Using the records that follow, copy every line containing the word "Ekobit".

BEGIN RECORDS TO PROCESS

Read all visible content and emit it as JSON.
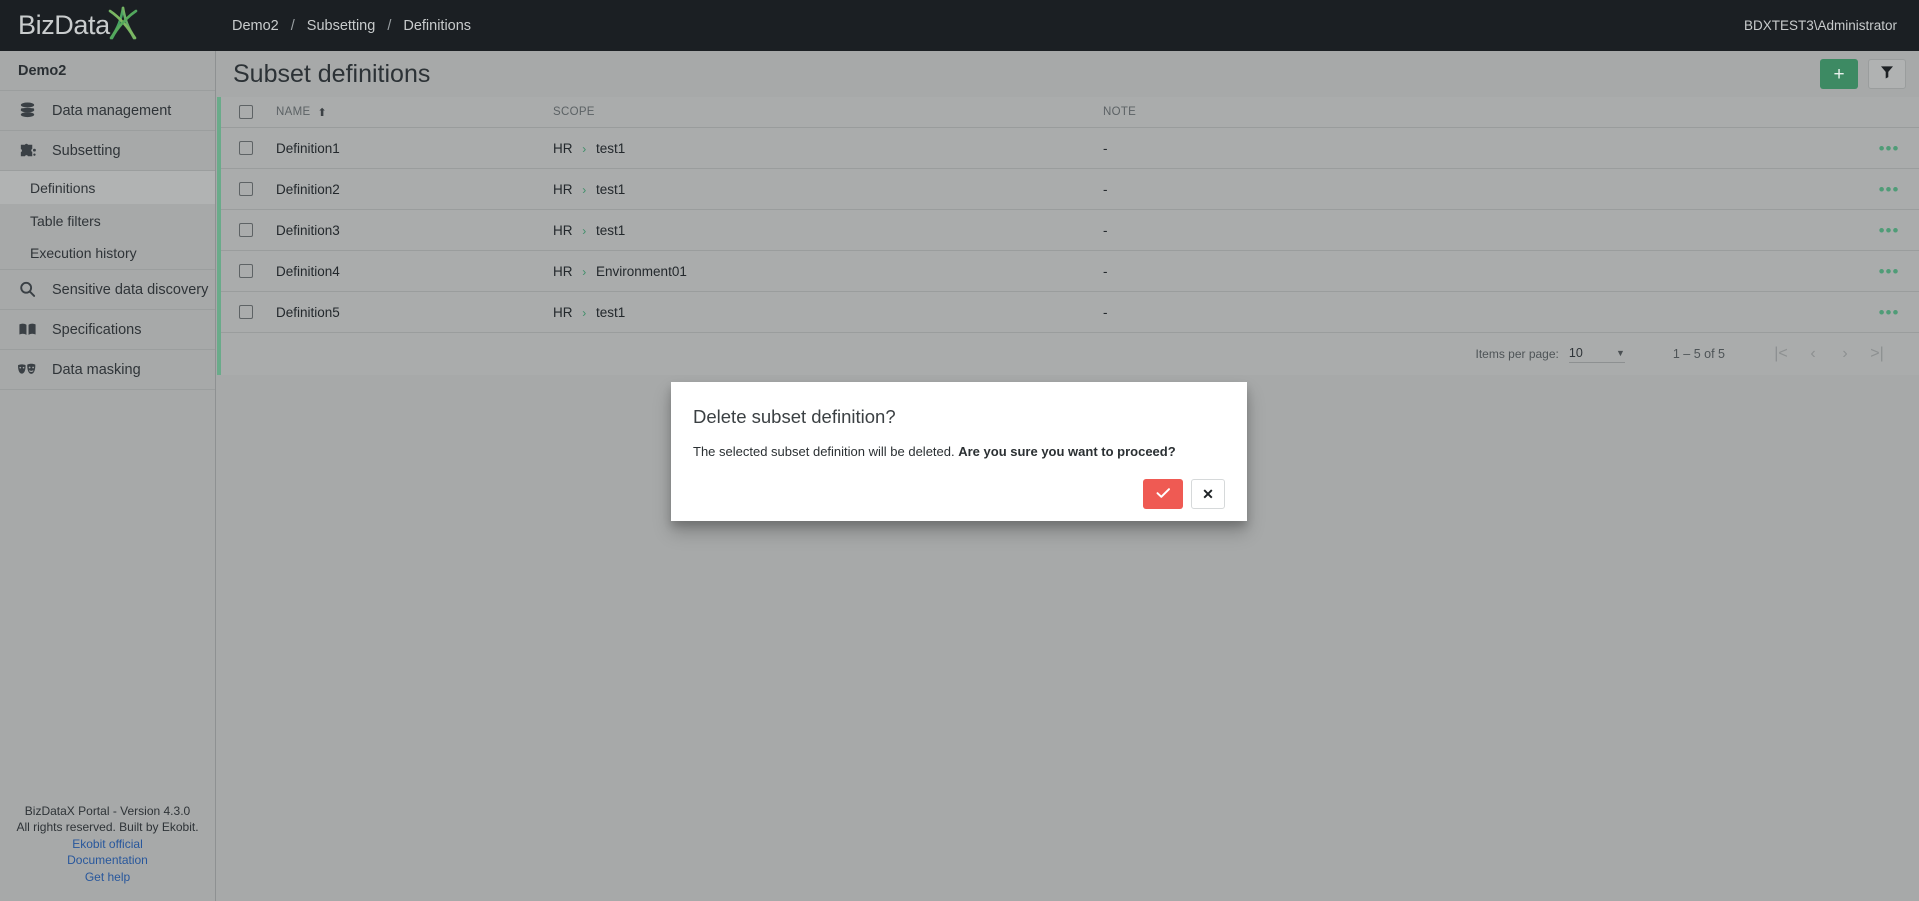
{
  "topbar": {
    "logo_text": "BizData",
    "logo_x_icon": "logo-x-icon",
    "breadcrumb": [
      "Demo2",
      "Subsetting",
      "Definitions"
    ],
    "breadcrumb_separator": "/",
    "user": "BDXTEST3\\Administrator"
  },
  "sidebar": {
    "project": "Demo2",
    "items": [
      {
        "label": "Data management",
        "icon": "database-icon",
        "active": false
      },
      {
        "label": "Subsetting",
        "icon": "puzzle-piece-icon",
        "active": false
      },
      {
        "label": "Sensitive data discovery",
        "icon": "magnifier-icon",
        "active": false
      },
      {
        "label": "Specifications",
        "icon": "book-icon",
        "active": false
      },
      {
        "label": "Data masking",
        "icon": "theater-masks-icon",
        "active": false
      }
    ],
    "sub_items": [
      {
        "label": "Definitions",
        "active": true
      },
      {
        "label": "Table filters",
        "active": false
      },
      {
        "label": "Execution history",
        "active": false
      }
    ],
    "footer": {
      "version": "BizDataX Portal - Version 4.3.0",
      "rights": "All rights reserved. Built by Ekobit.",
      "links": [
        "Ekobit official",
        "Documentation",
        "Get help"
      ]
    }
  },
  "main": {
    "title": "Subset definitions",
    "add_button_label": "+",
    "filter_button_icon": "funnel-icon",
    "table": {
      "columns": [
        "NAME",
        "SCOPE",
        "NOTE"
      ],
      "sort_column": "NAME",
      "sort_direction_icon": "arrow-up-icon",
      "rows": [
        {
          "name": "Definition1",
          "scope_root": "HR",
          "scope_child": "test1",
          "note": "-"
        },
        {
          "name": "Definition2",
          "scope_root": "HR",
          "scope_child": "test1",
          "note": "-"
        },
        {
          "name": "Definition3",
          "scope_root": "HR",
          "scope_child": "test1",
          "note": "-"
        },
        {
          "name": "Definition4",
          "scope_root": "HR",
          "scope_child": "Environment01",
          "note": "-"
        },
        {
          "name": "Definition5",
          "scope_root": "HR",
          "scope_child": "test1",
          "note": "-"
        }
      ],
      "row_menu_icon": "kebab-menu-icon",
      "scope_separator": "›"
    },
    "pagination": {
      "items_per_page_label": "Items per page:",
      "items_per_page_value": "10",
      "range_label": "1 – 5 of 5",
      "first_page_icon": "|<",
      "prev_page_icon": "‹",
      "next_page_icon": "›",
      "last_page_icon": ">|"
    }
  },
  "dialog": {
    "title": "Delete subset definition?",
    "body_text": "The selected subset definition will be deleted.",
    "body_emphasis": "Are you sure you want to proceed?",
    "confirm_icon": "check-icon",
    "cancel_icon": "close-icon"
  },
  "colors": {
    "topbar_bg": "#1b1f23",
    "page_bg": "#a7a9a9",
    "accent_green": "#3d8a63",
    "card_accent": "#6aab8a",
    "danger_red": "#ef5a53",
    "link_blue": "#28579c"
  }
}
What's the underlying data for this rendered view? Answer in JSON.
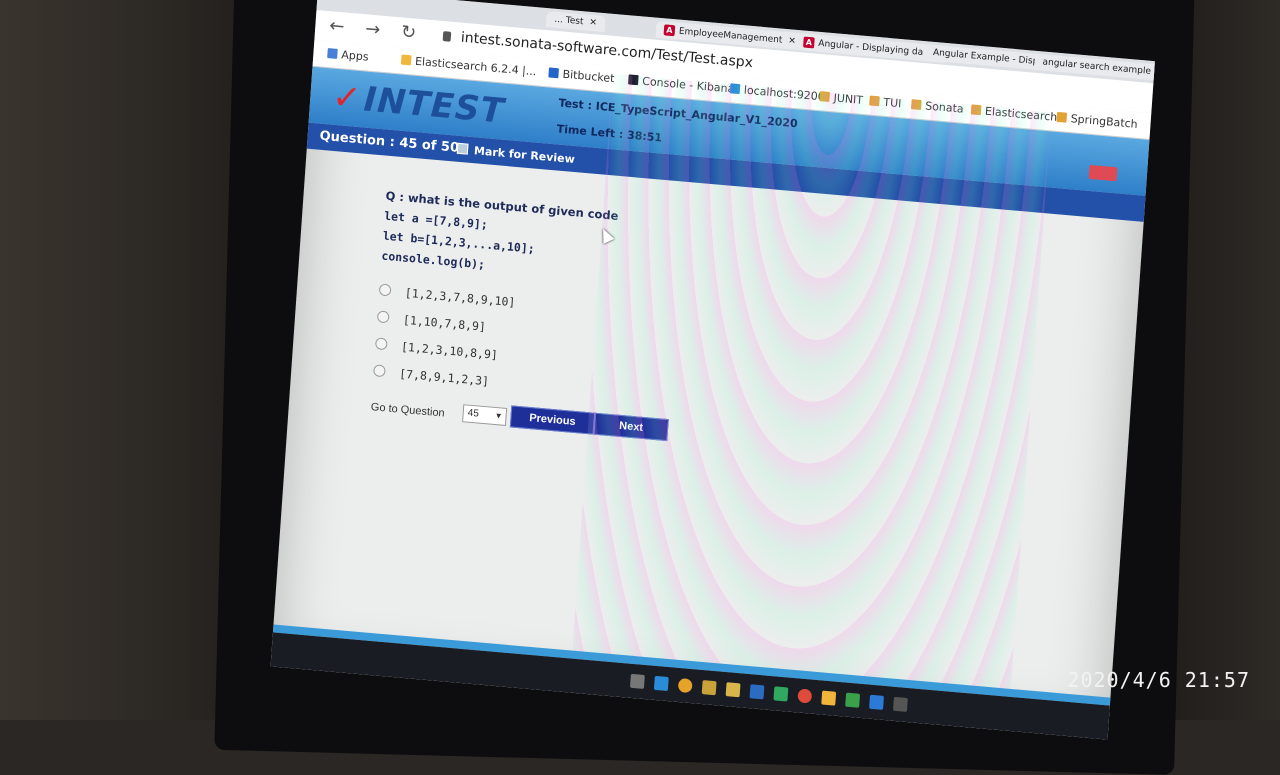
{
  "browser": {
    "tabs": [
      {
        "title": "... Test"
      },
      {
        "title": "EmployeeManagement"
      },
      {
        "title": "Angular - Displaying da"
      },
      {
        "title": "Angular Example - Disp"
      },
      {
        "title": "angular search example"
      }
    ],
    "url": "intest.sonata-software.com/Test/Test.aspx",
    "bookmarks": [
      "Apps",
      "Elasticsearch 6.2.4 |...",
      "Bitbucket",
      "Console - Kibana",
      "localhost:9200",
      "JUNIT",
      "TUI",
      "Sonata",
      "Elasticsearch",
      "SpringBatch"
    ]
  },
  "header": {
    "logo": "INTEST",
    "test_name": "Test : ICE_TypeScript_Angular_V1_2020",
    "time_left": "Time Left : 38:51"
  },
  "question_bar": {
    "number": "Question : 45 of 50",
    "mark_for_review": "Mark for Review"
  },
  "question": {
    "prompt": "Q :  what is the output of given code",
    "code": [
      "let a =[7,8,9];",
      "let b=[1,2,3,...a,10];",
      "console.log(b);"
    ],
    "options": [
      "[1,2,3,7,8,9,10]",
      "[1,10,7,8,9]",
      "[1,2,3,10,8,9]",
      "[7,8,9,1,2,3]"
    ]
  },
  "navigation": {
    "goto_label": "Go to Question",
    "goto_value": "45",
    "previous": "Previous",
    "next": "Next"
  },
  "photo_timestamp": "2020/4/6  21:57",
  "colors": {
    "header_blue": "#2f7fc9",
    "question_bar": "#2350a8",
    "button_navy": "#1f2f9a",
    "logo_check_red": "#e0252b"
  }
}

END RECORDS TO PROCESS

> [REPLY]
      "rights": "All rights reserved. Built by Ekobit.",
        "Ekobit official",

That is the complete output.